• INSTRUCTIONS FOR THE TASK: For the listing below, give the number of lines in which "JSON" occurs. Add nothing.

(Data items)
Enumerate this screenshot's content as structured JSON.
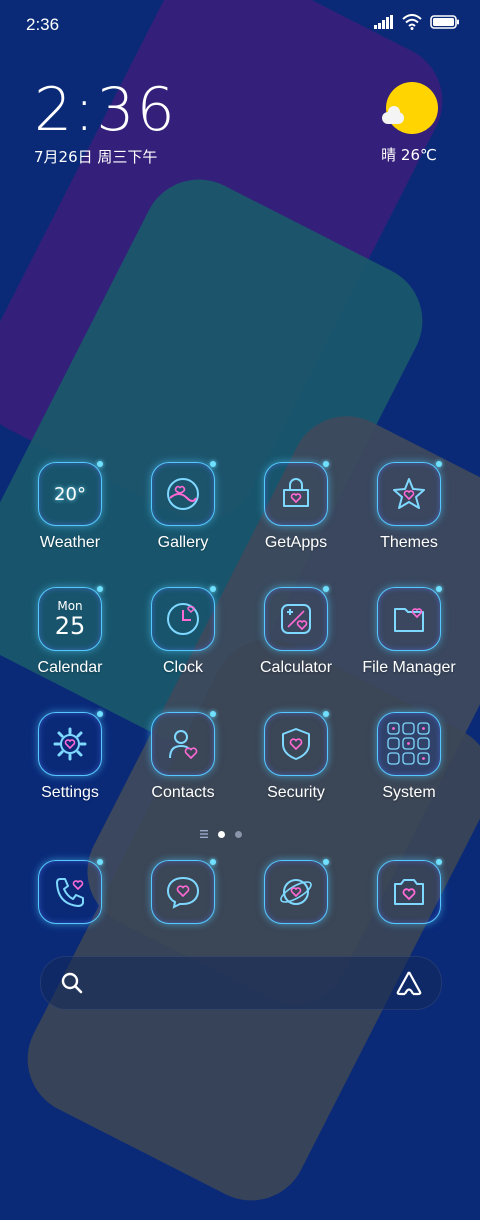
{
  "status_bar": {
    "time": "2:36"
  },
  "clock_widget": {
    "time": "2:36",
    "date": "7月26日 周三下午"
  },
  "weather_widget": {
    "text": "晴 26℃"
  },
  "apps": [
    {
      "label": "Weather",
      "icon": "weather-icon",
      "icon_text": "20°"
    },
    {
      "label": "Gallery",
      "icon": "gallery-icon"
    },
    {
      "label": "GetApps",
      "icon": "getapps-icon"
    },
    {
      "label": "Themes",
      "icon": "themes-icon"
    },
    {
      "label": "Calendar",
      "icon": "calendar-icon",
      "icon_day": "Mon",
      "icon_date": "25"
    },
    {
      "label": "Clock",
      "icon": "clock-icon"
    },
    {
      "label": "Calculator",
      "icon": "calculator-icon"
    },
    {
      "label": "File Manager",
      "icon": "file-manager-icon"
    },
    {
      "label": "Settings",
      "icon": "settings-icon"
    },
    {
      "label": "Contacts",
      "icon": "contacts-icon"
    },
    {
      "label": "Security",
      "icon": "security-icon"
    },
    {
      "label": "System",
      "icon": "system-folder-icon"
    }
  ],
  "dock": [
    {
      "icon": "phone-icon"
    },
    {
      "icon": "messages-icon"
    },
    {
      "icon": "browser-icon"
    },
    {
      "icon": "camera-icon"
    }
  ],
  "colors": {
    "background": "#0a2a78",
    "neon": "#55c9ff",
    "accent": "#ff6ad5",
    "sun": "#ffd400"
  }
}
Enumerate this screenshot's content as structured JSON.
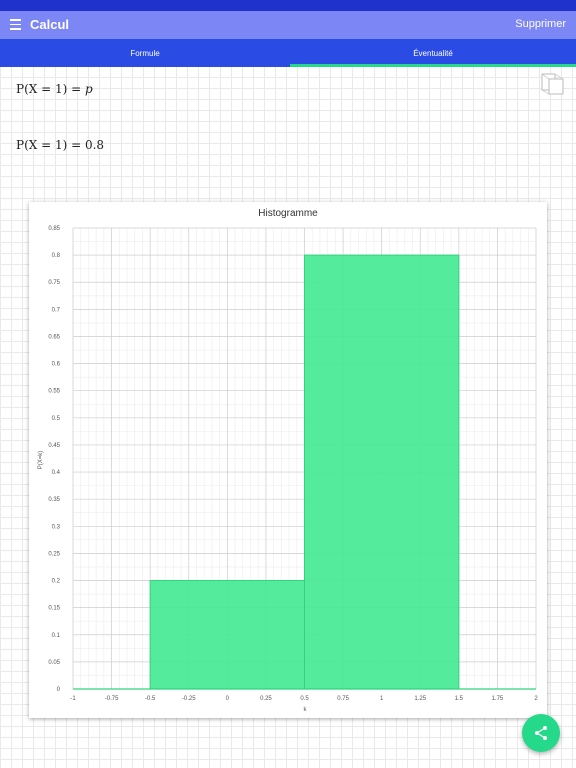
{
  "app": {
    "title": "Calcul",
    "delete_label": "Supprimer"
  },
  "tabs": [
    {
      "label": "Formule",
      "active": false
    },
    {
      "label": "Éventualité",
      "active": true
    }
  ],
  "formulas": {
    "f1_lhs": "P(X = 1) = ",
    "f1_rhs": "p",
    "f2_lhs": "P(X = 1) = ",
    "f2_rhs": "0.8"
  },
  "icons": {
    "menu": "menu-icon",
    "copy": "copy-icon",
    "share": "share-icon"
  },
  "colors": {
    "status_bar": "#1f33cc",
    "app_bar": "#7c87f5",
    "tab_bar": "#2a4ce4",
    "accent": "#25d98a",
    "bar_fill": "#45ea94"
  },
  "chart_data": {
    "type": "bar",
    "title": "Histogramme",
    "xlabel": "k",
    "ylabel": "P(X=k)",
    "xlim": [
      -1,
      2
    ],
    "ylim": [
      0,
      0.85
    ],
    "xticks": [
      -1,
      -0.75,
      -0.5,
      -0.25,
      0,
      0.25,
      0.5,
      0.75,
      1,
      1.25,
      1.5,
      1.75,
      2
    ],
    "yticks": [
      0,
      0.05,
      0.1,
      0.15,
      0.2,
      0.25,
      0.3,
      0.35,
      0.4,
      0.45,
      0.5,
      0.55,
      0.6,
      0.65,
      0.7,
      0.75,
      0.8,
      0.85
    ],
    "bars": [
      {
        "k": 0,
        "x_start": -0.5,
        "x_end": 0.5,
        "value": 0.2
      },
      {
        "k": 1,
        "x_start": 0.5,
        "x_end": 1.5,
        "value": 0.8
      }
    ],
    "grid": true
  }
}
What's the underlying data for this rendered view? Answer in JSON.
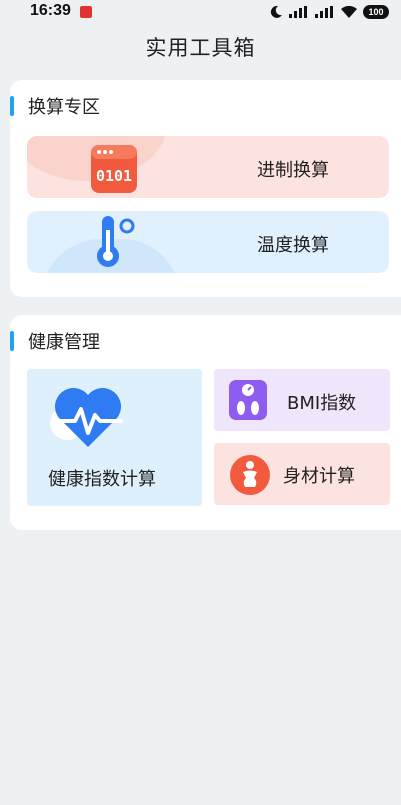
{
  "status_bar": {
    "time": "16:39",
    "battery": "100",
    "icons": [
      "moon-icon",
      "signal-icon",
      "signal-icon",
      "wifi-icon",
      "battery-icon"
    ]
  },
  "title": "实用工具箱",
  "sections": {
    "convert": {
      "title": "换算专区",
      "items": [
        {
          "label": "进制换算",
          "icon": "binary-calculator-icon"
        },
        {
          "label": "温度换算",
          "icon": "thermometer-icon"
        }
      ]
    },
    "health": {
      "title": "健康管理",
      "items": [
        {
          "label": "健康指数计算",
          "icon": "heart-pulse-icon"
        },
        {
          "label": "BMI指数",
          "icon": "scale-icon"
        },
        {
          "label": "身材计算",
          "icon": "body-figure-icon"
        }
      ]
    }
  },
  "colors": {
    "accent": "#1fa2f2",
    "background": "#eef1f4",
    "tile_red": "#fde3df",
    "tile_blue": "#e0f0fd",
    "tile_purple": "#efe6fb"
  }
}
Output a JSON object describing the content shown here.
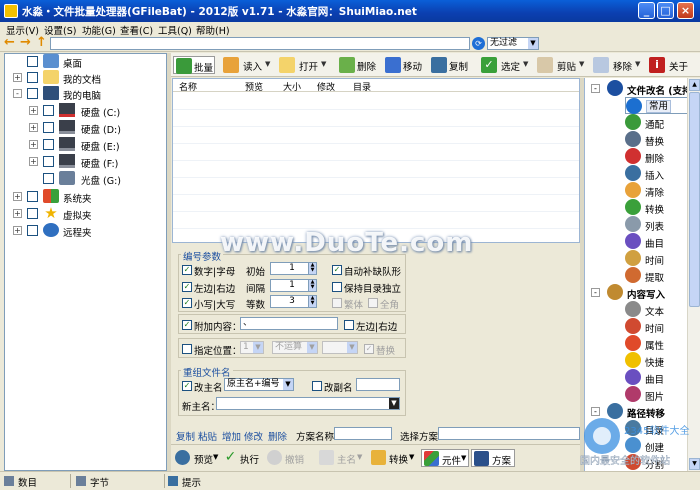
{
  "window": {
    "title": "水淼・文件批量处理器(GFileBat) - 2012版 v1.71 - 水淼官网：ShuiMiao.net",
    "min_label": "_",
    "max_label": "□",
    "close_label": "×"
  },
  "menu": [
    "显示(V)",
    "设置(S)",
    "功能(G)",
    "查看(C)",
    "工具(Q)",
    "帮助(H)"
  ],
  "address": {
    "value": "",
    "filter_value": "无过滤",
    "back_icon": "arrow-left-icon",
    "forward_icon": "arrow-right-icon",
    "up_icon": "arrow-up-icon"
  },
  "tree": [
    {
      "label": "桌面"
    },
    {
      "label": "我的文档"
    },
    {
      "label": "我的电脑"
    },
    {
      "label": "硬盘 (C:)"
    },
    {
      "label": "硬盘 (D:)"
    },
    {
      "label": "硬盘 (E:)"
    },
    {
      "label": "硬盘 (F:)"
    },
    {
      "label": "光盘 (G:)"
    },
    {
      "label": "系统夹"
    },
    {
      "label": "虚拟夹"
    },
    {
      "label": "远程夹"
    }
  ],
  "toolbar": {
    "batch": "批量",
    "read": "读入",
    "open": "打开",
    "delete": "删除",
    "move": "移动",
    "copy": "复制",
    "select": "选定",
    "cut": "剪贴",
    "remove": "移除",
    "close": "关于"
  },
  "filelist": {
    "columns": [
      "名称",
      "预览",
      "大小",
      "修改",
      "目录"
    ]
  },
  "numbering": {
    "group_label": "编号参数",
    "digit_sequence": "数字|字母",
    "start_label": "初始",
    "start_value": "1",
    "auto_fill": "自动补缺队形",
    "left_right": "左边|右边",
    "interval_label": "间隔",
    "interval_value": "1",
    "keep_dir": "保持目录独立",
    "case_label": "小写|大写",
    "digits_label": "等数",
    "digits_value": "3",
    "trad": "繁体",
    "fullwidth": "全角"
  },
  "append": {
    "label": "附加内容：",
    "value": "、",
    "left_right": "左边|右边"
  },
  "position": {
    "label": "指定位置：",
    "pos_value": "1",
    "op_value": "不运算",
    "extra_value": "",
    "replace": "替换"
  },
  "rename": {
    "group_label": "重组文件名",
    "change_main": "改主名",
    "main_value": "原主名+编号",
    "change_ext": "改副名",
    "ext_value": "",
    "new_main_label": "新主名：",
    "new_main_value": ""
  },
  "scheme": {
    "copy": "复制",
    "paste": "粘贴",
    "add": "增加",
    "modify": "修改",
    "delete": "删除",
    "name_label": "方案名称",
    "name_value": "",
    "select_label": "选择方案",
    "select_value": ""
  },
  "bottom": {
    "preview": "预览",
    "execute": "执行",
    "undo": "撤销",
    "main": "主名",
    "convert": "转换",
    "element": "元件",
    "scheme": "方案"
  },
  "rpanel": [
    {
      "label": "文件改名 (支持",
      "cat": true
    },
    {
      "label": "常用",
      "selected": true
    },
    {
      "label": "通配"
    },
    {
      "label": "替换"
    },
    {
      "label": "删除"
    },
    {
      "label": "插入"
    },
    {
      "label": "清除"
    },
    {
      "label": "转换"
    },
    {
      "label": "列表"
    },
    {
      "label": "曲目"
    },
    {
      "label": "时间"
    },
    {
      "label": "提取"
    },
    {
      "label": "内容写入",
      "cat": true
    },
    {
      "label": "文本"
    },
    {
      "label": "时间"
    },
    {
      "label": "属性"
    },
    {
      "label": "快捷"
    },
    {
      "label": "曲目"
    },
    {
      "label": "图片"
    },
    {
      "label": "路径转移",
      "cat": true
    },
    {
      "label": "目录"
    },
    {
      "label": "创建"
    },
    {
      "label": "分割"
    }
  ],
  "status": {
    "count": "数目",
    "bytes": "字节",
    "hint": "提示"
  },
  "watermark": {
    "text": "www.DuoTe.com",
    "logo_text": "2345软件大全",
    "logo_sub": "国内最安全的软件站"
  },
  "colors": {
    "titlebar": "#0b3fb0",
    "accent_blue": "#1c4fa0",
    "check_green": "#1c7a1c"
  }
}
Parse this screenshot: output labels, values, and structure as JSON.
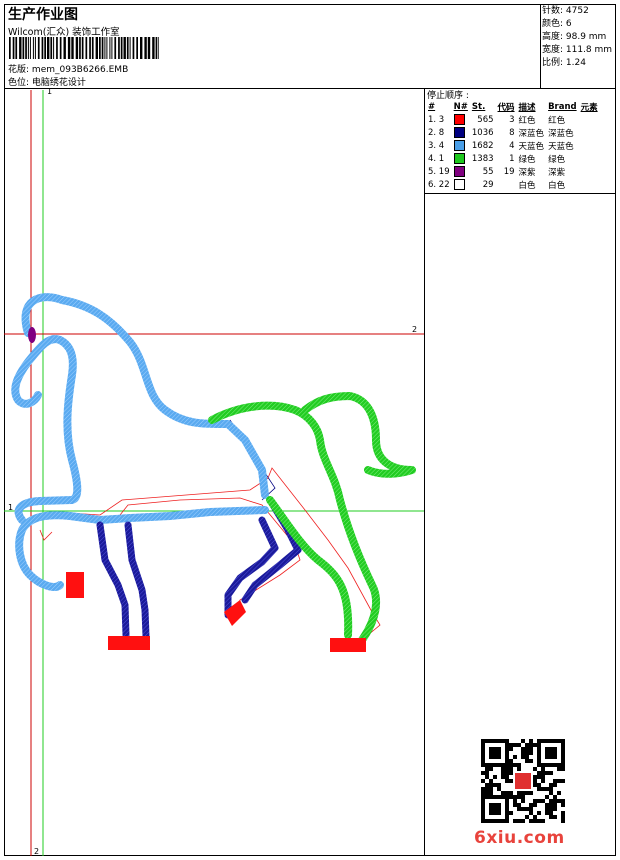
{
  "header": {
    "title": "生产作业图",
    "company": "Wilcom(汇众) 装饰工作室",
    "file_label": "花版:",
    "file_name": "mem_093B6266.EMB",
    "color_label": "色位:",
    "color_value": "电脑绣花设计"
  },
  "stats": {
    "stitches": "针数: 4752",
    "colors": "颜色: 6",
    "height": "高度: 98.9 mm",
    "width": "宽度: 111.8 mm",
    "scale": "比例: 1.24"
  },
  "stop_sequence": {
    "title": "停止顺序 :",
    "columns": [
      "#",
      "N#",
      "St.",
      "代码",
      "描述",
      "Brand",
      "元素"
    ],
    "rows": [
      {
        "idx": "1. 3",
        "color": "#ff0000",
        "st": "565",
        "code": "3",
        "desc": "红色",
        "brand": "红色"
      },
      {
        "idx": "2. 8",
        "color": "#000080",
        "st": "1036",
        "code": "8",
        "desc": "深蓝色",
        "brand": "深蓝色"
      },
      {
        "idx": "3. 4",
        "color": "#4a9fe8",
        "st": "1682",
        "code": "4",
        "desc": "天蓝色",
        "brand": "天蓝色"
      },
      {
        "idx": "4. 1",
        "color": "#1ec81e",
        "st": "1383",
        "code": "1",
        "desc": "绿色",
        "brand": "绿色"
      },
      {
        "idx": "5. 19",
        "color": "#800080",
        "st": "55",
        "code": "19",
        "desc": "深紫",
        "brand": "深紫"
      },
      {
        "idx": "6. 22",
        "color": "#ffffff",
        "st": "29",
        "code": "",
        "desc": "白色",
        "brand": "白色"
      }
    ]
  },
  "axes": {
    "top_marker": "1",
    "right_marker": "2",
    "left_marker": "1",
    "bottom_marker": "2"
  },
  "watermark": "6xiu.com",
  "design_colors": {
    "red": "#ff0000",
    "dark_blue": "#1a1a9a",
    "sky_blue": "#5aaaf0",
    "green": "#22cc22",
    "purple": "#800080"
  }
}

• RIGHT ANSWER: 5